__GIVEN INSTRUCTION__. Leaving out the pictures, please retype each record exactly.

__RECORDED DATA__.
##############################

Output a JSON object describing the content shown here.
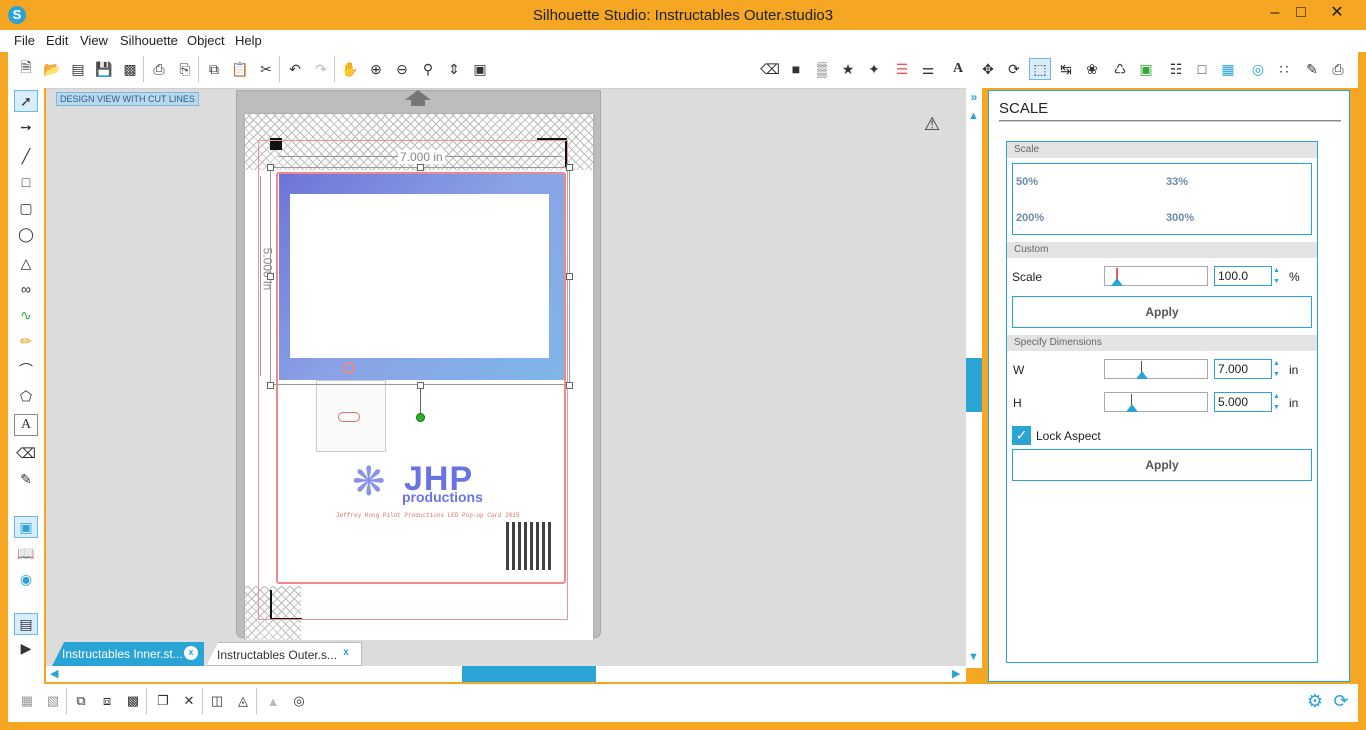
{
  "window": {
    "title": "Silhouette Studio: Instructables Outer.studio3",
    "logo": "S"
  },
  "menu": [
    "File",
    "Edit",
    "View",
    "Silhouette",
    "Object",
    "Help"
  ],
  "canvas": {
    "view_label": "DESIGN VIEW WITH CUT LINES",
    "width_dim": "7.000 in",
    "height_dim": "5.000 in"
  },
  "artwork": {
    "logo_big": "JHP",
    "logo_small": "productions",
    "footer_text": "Jeffrey Hong Pilot Productions LED Pop-up Card 2015"
  },
  "tabs": [
    {
      "label": "Instructables Inner.st...",
      "close": "x"
    },
    {
      "label": "Instructables Outer.s...",
      "close": "x"
    }
  ],
  "panel": {
    "title": "SCALE",
    "scale_section": "Scale",
    "presets": [
      "50%",
      "33%",
      "200%",
      "300%"
    ],
    "custom_section": "Custom",
    "scale_label": "Scale",
    "scale_value": "100.0",
    "scale_unit": "%",
    "apply1": "Apply",
    "dims_section": "Specify Dimensions",
    "w_label": "W",
    "w_value": "7.000",
    "h_label": "H",
    "h_value": "5.000",
    "dim_unit": "in",
    "lock_label": "Lock Aspect",
    "lock_checked": true,
    "apply2": "Apply"
  },
  "colors": {
    "accent": "#2aa3d5",
    "titlebar": "#f5a623",
    "cutline": "#f08a8a"
  }
}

##############################

__WORKED SOLUTION__.
Output a JSON object describing the content shown here.
{
  "window": {
    "title": "Silhouette Studio: Instructables Outer.studio3",
    "logo": "S"
  },
  "menu": [
    "File",
    "Edit",
    "View",
    "Silhouette",
    "Object",
    "Help"
  ],
  "canvas": {
    "view_label": "DESIGN VIEW WITH CUT LINES",
    "width_dim": "7.000 in",
    "height_dim": "5.000 in"
  },
  "artwork": {
    "logo_big": "JHP",
    "logo_small": "productions",
    "footer_text": "Jeffrey Hong Pilot Productions LED Pop-up Card 2015"
  },
  "tabs": [
    {
      "label": "Instructables Inner.st...",
      "close": "x"
    },
    {
      "label": "Instructables Outer.s...",
      "close": "x"
    }
  ],
  "panel": {
    "title": "SCALE",
    "scale_section": "Scale",
    "presets": [
      "50%",
      "33%",
      "200%",
      "300%"
    ],
    "custom_section": "Custom",
    "scale_label": "Scale",
    "scale_value": "100.0",
    "scale_unit": "%",
    "apply1": "Apply",
    "dims_section": "Specify Dimensions",
    "w_label": "W",
    "w_value": "7.000",
    "h_label": "H",
    "h_value": "5.000",
    "dim_unit": "in",
    "lock_label": "Lock Aspect",
    "lock_checked": true,
    "apply2": "Apply"
  },
  "colors": {
    "accent": "#2aa3d5",
    "titlebar": "#f5a623",
    "cutline": "#f08a8a"
  }
}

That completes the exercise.